(Extracted records)

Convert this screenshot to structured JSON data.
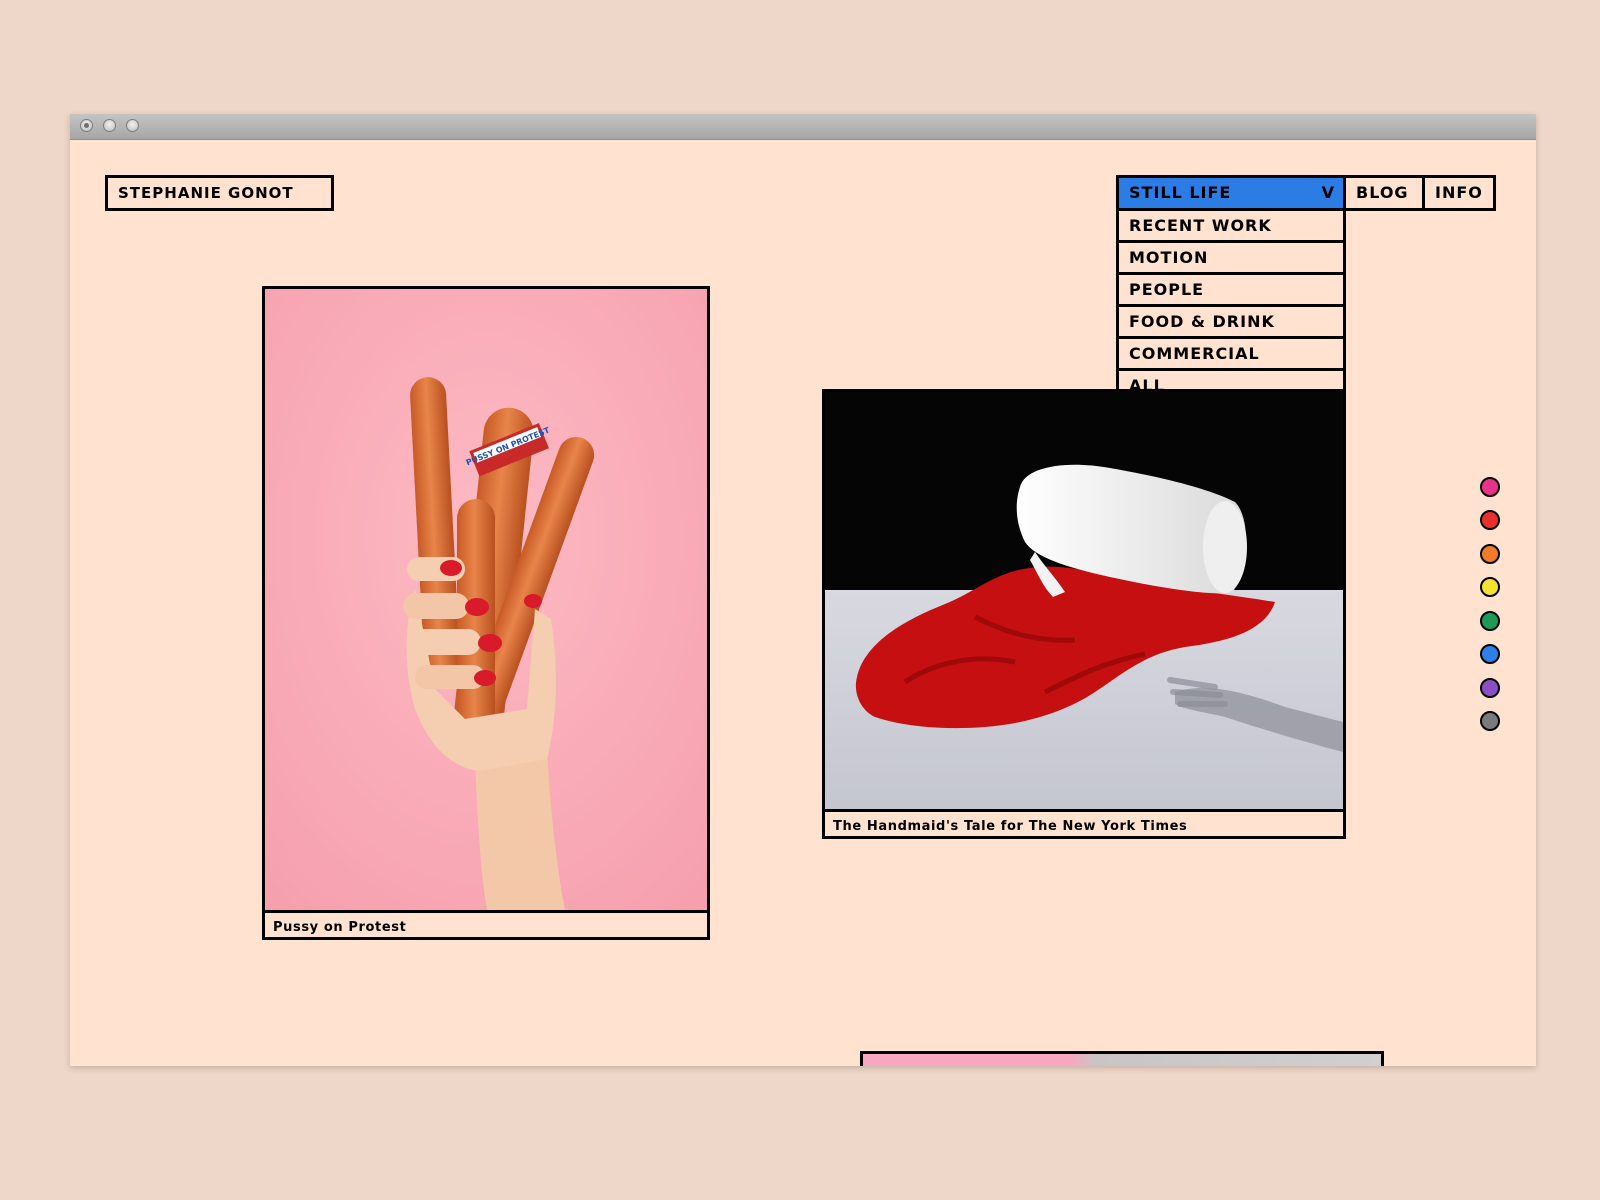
{
  "site": {
    "logo": "STEPHANIE GONOT"
  },
  "nav": {
    "active": "STILL LIFE",
    "active_chevron": "V",
    "blog": "BLOG",
    "info": "INFO",
    "dropdown": [
      "RECENT WORK",
      "MOTION",
      "PEOPLE",
      "FOOD & DRINK",
      "COMMERCIAL",
      "ALL"
    ]
  },
  "projects": [
    {
      "caption": "Pussy on Protest",
      "pin_text": "PUSSY ON PROTEST"
    },
    {
      "caption": "The Handmaid's Tale for The New York Times"
    }
  ],
  "colors": {
    "page_bg": "#ffe2cf",
    "accent": "#2c7ce6",
    "filter_dots": [
      "#e8338a",
      "#e8312e",
      "#f07c2a",
      "#f2e332",
      "#1f9a55",
      "#2f7fe8",
      "#8a4fc4",
      "#7a7a7a"
    ]
  }
}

*REQUIREMENTS*:
Repeat the listing above exactly, with no pictures.

*ANSWER TO THIS PROBLEM*:
Convert this screenshot to structured JSON data.
{
  "site": {
    "logo": "STEPHANIE GONOT"
  },
  "nav": {
    "active": "STILL LIFE",
    "active_chevron": "V",
    "blog": "BLOG",
    "info": "INFO",
    "dropdown": [
      "RECENT WORK",
      "MOTION",
      "PEOPLE",
      "FOOD & DRINK",
      "COMMERCIAL",
      "ALL"
    ]
  },
  "projects": [
    {
      "caption": "Pussy on Protest",
      "pin_text": "PUSSY ON PROTEST"
    },
    {
      "caption": "The Handmaid's Tale for The New York Times"
    }
  ],
  "colors": {
    "page_bg": "#ffe2cf",
    "accent": "#2c7ce6",
    "filter_dots": [
      "#e8338a",
      "#e8312e",
      "#f07c2a",
      "#f2e332",
      "#1f9a55",
      "#2f7fe8",
      "#8a4fc4",
      "#7a7a7a"
    ]
  }
}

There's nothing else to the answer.